§ What needs to be done: Keep only the lines of the listing that include the word "this", and copy them.

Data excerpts
========================================================================

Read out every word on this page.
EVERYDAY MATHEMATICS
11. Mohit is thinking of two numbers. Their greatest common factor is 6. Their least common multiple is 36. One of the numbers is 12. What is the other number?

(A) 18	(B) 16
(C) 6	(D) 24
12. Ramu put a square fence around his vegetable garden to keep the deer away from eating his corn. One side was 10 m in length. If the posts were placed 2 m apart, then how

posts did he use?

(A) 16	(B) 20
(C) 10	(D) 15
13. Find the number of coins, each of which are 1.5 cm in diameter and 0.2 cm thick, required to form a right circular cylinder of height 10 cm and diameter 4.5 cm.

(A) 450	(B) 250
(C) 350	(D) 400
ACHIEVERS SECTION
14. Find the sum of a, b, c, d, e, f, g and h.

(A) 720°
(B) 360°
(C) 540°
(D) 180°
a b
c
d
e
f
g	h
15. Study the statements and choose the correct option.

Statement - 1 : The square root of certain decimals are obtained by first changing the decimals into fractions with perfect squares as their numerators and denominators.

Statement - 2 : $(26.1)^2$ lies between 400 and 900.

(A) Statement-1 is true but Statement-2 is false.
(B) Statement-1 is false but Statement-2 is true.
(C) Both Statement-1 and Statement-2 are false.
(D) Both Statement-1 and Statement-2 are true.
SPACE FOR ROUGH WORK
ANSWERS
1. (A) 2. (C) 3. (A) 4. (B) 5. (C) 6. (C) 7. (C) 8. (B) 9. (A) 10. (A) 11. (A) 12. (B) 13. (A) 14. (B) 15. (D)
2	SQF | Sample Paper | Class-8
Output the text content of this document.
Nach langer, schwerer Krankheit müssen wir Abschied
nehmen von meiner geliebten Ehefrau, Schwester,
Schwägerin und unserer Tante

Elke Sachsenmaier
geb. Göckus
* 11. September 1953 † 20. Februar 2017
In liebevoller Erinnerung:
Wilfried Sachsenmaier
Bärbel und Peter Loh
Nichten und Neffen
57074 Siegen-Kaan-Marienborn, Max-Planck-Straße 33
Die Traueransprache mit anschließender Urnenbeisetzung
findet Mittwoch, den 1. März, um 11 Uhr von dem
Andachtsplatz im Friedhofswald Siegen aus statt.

========================================================================

§ Expected answer:
Read out every word on this page.
Output the text content of this document.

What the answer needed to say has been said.